# TASK DESCRIPTION
Any pictures in the records below should be skipped; write out everything else exactly.

[Start of INFORMATION SHOWN]

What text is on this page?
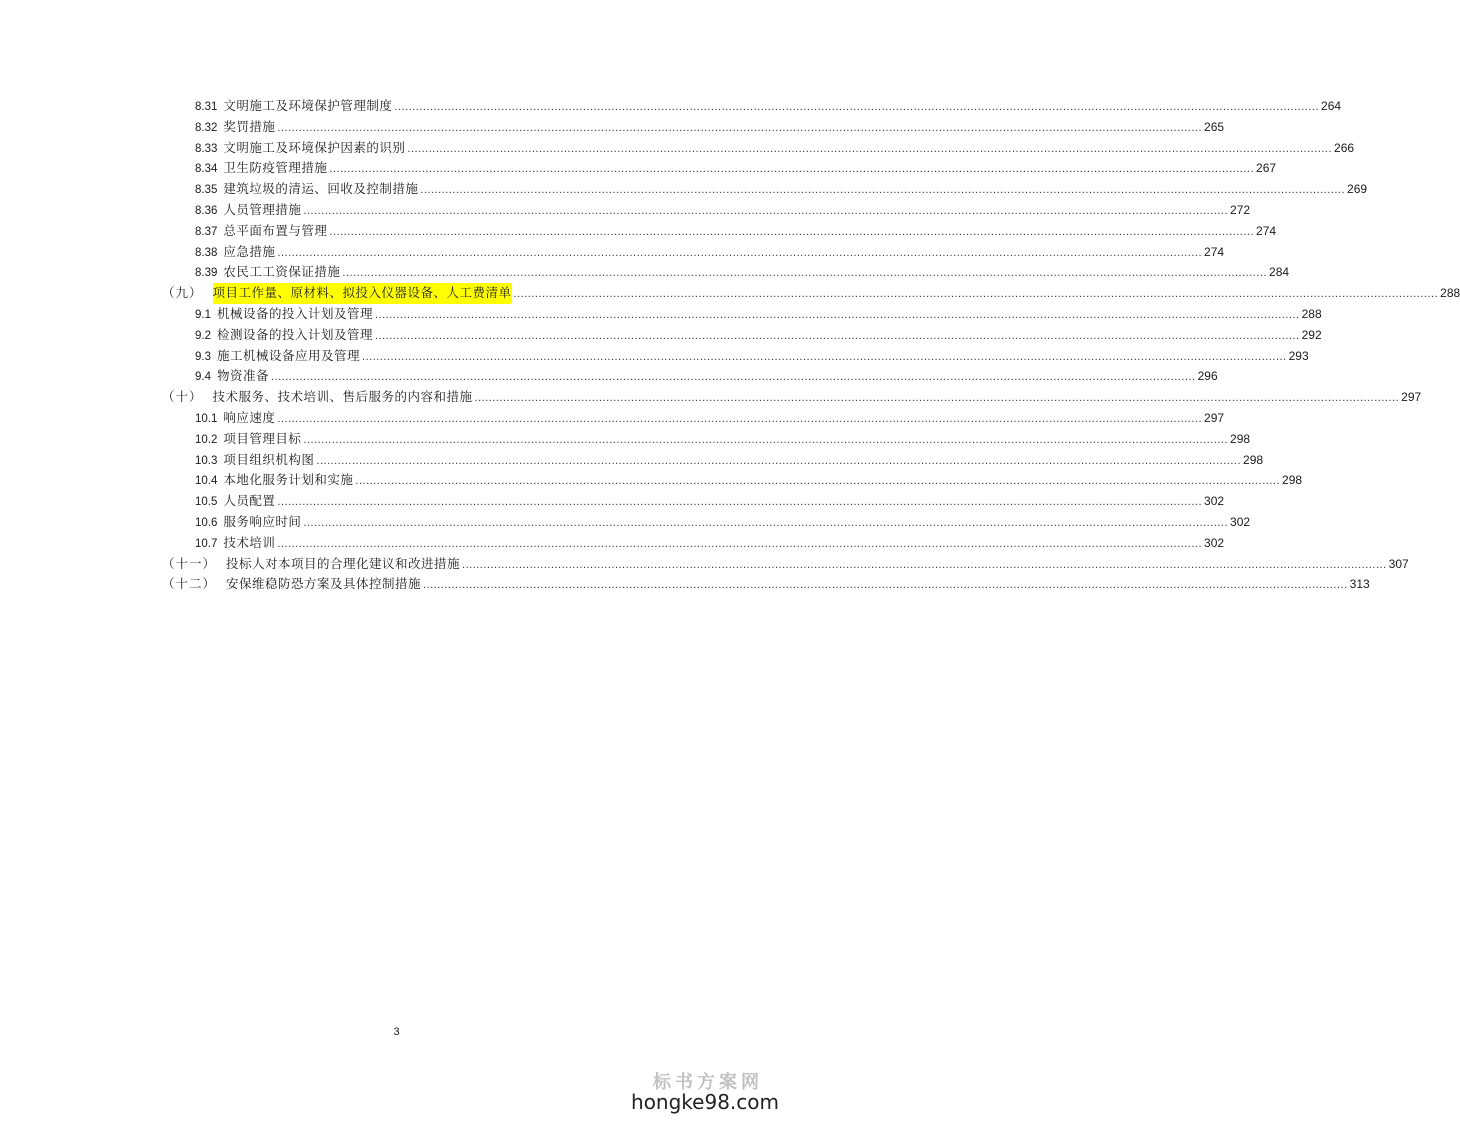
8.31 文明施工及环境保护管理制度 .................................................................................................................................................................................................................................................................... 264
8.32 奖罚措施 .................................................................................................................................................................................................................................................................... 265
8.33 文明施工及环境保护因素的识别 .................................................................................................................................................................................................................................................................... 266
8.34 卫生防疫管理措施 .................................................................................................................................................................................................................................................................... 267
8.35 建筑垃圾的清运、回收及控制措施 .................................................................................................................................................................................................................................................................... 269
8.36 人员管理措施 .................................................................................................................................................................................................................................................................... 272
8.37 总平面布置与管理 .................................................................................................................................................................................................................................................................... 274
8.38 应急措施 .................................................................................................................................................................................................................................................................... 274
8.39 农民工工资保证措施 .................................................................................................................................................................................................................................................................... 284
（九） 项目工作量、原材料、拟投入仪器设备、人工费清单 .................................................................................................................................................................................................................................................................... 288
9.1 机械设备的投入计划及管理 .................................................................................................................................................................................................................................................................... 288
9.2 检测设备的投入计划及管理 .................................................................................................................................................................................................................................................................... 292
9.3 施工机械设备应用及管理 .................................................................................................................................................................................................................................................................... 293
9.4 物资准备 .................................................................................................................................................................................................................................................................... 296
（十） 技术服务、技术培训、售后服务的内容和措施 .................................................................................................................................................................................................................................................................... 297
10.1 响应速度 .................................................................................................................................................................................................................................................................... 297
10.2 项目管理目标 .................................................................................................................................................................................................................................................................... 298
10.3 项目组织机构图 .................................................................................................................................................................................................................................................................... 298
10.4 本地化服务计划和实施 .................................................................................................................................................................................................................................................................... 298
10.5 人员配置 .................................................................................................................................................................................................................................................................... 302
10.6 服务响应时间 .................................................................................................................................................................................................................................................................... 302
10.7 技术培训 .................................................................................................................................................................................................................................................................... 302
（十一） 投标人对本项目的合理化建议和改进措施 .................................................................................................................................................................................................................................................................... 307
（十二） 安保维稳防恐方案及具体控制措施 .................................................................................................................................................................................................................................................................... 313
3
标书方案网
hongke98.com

[End of INFORMATION SHOWN]

# TASK ANSWER
What text is on this page?
8.31 文明施工及环境保护管理制度 .................................................................................................................................................................................................................................................................... 264
8.32 奖罚措施 .................................................................................................................................................................................................................................................................... 265
8.33 文明施工及环境保护因素的识别 .................................................................................................................................................................................................................................................................... 266
8.34 卫生防疫管理措施 .................................................................................................................................................................................................................................................................... 267
8.35 建筑垃圾的清运、回收及控制措施 .................................................................................................................................................................................................................................................................... 269
8.36 人员管理措施 .................................................................................................................................................................................................................................................................... 272
8.37 总平面布置与管理 .................................................................................................................................................................................................................................................................... 274
8.38 应急措施 .................................................................................................................................................................................................................................................................... 274
8.39 农民工工资保证措施 .................................................................................................................................................................................................................................................................... 284
（九） 项目工作量、原材料、拟投入仪器设备、人工费清单 .................................................................................................................................................................................................................................................................... 288
9.1 机械设备的投入计划及管理 .................................................................................................................................................................................................................................................................... 288
9.2 检测设备的投入计划及管理 .................................................................................................................................................................................................................................................................... 292
9.3 施工机械设备应用及管理 .................................................................................................................................................................................................................................................................... 293
9.4 物资准备 .................................................................................................................................................................................................................................................................... 296
（十） 技术服务、技术培训、售后服务的内容和措施 .................................................................................................................................................................................................................................................................... 297
10.1 响应速度 .................................................................................................................................................................................................................................................................... 297
10.2 项目管理目标 .................................................................................................................................................................................................................................................................... 298
10.3 项目组织机构图 .................................................................................................................................................................................................................................................................... 298
10.4 本地化服务计划和实施 .................................................................................................................................................................................................................................................................... 298
10.5 人员配置 .................................................................................................................................................................................................................................................................... 302
10.6 服务响应时间 .................................................................................................................................................................................................................................................................... 302
10.7 技术培训 .................................................................................................................................................................................................................................................................... 302
（十一） 投标人对本项目的合理化建议和改进措施 .................................................................................................................................................................................................................................................................... 307
（十二） 安保维稳防恐方案及具体控制措施 .................................................................................................................................................................................................................................................................... 313
3
标书方案网
hongke98.com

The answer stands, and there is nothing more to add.